Required task.
Can you write out all the lines word for word, with no pictures?

Exercise materials.
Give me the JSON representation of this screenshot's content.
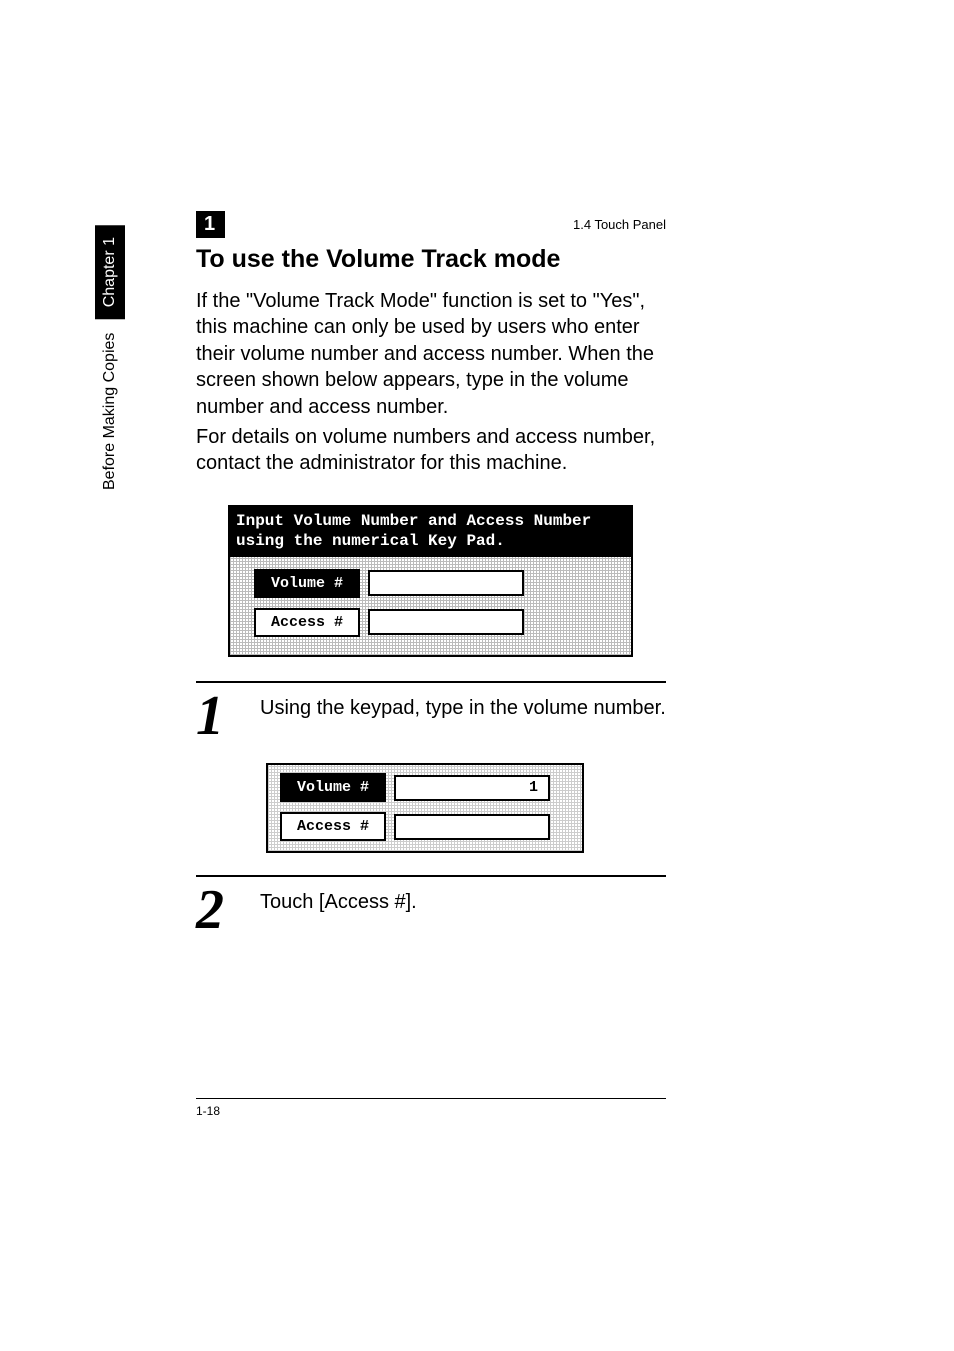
{
  "header": {
    "chapter_number": "1",
    "running_head": "1.4 Touch Panel"
  },
  "sidebar": {
    "chapter_label": "Chapter 1",
    "section_label": "Before Making Copies"
  },
  "heading": "To use the Volume Track mode",
  "para1": "If the \"Volume Track Mode\" function is set to \"Yes\", this machine can only be used by users who enter their volume number and access number. When the screen shown below appears, type in the volume number and access number.",
  "para2": "For details on volume numbers and access number, contact the administrator for this machine.",
  "panel1": {
    "title_line1": "Input Volume Number and Access Number",
    "title_line2": "using the numerical Key Pad.",
    "volume_btn": "Volume #",
    "access_btn": "Access #",
    "volume_val": "",
    "access_val": ""
  },
  "step1": {
    "num": "1",
    "text": "Using the keypad, type in the volume number."
  },
  "panel2": {
    "volume_btn": "Volume #",
    "access_btn": "Access #",
    "volume_val": "1",
    "access_val": ""
  },
  "step2": {
    "num": "2",
    "text": "Touch [Access #]."
  },
  "footer": {
    "page_num": "1-18"
  }
}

Output.
Give me the JSON representation of this screenshot's content.
{
  "header": {
    "chapter_number": "1",
    "running_head": "1.4 Touch Panel"
  },
  "sidebar": {
    "chapter_label": "Chapter 1",
    "section_label": "Before Making Copies"
  },
  "heading": "To use the Volume Track mode",
  "para1": "If the \"Volume Track Mode\" function is set to \"Yes\", this machine can only be used by users who enter their volume number and access number. When the screen shown below appears, type in the volume number and access number.",
  "para2": "For details on volume numbers and access number, contact the administrator for this machine.",
  "panel1": {
    "title_line1": "Input Volume Number and Access Number",
    "title_line2": "using the numerical Key Pad.",
    "volume_btn": "Volume #",
    "access_btn": "Access #",
    "volume_val": "",
    "access_val": ""
  },
  "step1": {
    "num": "1",
    "text": "Using the keypad, type in the volume number."
  },
  "panel2": {
    "volume_btn": "Volume #",
    "access_btn": "Access #",
    "volume_val": "1",
    "access_val": ""
  },
  "step2": {
    "num": "2",
    "text": "Touch [Access #]."
  },
  "footer": {
    "page_num": "1-18"
  }
}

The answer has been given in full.